### Short problem
Would you retype all of these records exactly?

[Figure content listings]
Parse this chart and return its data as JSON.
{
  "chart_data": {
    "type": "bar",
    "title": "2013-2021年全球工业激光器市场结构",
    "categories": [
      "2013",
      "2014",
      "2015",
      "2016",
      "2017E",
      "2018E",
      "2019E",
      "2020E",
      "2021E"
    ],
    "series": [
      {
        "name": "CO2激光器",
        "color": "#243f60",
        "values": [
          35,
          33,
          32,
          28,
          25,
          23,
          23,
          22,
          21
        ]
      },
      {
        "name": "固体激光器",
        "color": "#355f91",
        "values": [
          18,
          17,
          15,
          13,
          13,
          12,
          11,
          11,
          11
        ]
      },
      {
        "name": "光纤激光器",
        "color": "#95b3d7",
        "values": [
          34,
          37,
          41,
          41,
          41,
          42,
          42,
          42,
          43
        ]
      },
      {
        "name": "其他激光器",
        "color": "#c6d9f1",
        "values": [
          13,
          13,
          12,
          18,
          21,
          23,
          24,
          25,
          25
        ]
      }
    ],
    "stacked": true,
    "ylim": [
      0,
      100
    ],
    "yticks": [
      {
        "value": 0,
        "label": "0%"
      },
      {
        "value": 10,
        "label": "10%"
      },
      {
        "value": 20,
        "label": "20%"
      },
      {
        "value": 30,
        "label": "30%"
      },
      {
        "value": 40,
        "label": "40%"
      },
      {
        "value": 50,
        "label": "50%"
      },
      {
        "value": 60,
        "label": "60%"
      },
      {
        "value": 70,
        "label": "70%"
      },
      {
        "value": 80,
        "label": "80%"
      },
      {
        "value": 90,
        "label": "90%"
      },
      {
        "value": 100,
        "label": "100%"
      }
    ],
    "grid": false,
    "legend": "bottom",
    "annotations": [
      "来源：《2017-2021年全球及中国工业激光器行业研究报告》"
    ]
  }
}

### Exercise response
Parse this chart and return its data as JSON.
{
  "chart_data": {
    "type": "bar",
    "title": "2013-2021年全球工业激光器市场结构",
    "categories": [
      "2013",
      "2014",
      "2015",
      "2016",
      "2017E",
      "2018E",
      "2019E",
      "2020E",
      "2021E"
    ],
    "series": [
      {
        "name": "CO2激光器",
        "color": "#243f60",
        "values": [
          35,
          33,
          32,
          28,
          25,
          23,
          23,
          22,
          21
        ]
      },
      {
        "name": "固体激光器",
        "color": "#355f91",
        "values": [
          18,
          17,
          15,
          13,
          13,
          12,
          11,
          11,
          11
        ]
      },
      {
        "name": "光纤激光器",
        "color": "#95b3d7",
        "values": [
          34,
          37,
          41,
          41,
          41,
          42,
          42,
          42,
          43
        ]
      },
      {
        "name": "其他激光器",
        "color": "#c6d9f1",
        "values": [
          13,
          13,
          12,
          18,
          21,
          23,
          24,
          25,
          25
        ]
      }
    ],
    "stacked": true,
    "ylim": [
      0,
      100
    ],
    "yticks": [
      {
        "value": 0,
        "label": "0%"
      },
      {
        "value": 10,
        "label": "10%"
      },
      {
        "value": 20,
        "label": "20%"
      },
      {
        "value": 30,
        "label": "30%"
      },
      {
        "value": 40,
        "label": "40%"
      },
      {
        "value": 50,
        "label": "50%"
      },
      {
        "value": 60,
        "label": "60%"
      },
      {
        "value": 70,
        "label": "70%"
      },
      {
        "value": 80,
        "label": "80%"
      },
      {
        "value": 90,
        "label": "90%"
      },
      {
        "value": 100,
        "label": "100%"
      }
    ],
    "grid": false,
    "legend": "bottom",
    "annotations": [
      "来源：《2017-2021年全球及中国工业激光器行业研究报告》"
    ]
  }
}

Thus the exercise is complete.